**DIRECTIVE**
Without the pictures, set down the records below word for word.

(Data excerpts)
(begin)

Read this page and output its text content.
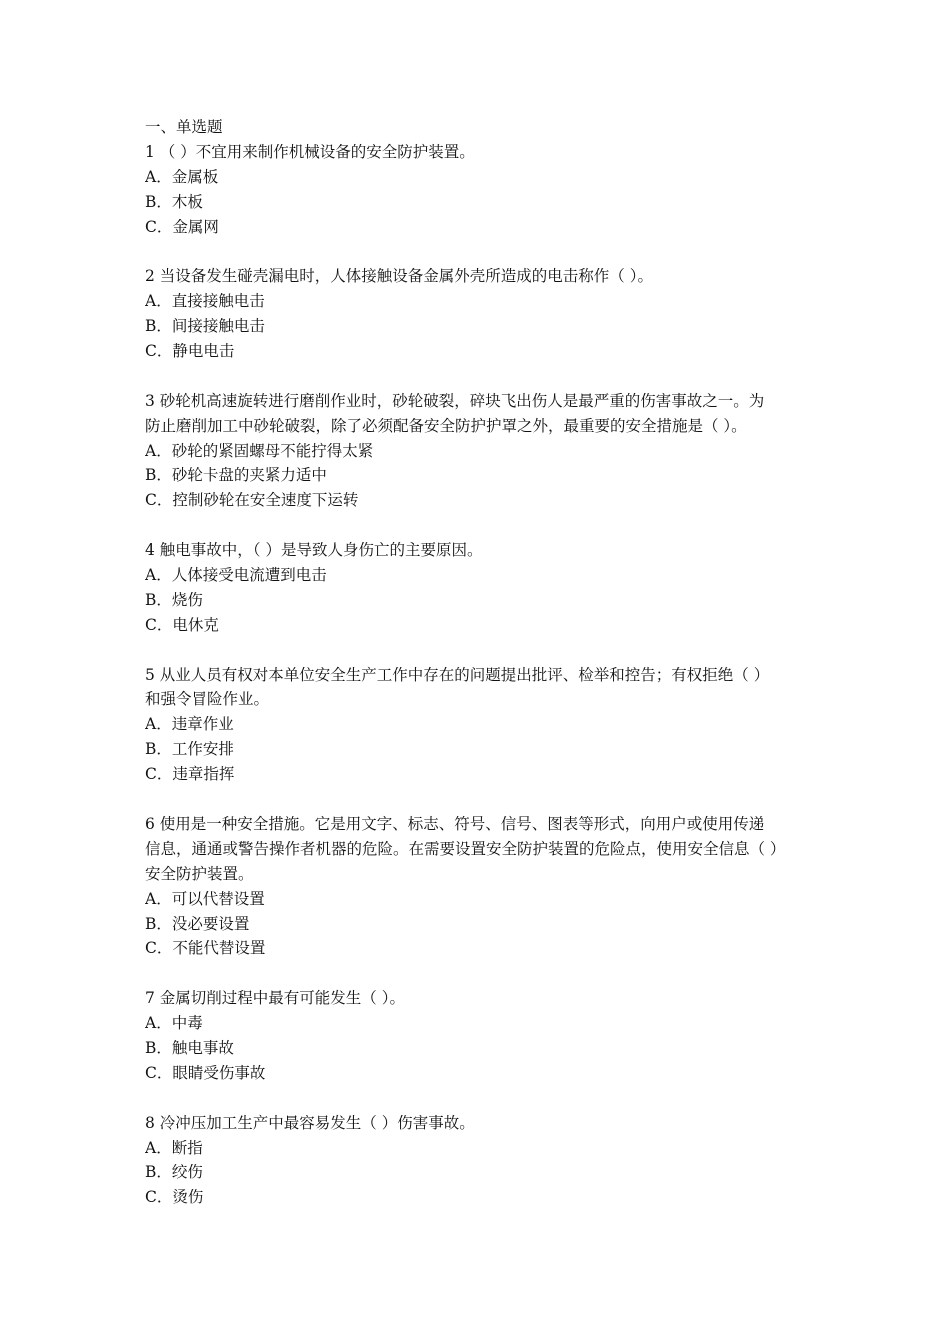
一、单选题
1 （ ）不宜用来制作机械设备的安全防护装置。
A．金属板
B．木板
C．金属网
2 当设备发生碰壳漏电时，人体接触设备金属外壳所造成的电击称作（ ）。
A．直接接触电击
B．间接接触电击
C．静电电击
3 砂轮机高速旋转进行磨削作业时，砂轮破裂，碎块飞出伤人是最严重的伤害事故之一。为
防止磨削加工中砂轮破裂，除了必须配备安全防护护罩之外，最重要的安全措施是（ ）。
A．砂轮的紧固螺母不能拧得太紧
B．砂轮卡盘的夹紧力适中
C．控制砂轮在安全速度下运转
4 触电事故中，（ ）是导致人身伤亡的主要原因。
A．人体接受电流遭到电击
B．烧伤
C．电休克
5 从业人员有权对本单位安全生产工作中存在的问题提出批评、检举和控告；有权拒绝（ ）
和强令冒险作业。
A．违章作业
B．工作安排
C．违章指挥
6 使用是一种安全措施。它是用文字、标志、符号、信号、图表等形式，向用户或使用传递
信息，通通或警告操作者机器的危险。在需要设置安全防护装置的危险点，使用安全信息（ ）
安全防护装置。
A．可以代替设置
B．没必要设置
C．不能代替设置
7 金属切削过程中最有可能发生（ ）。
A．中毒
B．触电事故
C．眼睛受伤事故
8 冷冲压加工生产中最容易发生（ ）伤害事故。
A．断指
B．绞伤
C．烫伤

(end)

**REPLY**
Read this page and output its text content.
一、单选题
1 （ ）不宜用来制作机械设备的安全防护装置。
A．金属板
B．木板
C．金属网
2 当设备发生碰壳漏电时，人体接触设备金属外壳所造成的电击称作（ ）。
A．直接接触电击
B．间接接触电击
C．静电电击
3 砂轮机高速旋转进行磨削作业时，砂轮破裂，碎块飞出伤人是最严重的伤害事故之一。为
防止磨削加工中砂轮破裂，除了必须配备安全防护护罩之外，最重要的安全措施是（ ）。
A．砂轮的紧固螺母不能拧得太紧
B．砂轮卡盘的夹紧力适中
C．控制砂轮在安全速度下运转
4 触电事故中，（ ）是导致人身伤亡的主要原因。
A．人体接受电流遭到电击
B．烧伤
C．电休克
5 从业人员有权对本单位安全生产工作中存在的问题提出批评、检举和控告；有权拒绝（ ）
和强令冒险作业。
A．违章作业
B．工作安排
C．违章指挥
6 使用是一种安全措施。它是用文字、标志、符号、信号、图表等形式，向用户或使用传递
信息，通通或警告操作者机器的危险。在需要设置安全防护装置的危险点，使用安全信息（ ）
安全防护装置。
A．可以代替设置
B．没必要设置
C．不能代替设置
7 金属切削过程中最有可能发生（ ）。
A．中毒
B．触电事故
C．眼睛受伤事故
8 冷冲压加工生产中最容易发生（ ）伤害事故。
A．断指
B．绞伤
C．烫伤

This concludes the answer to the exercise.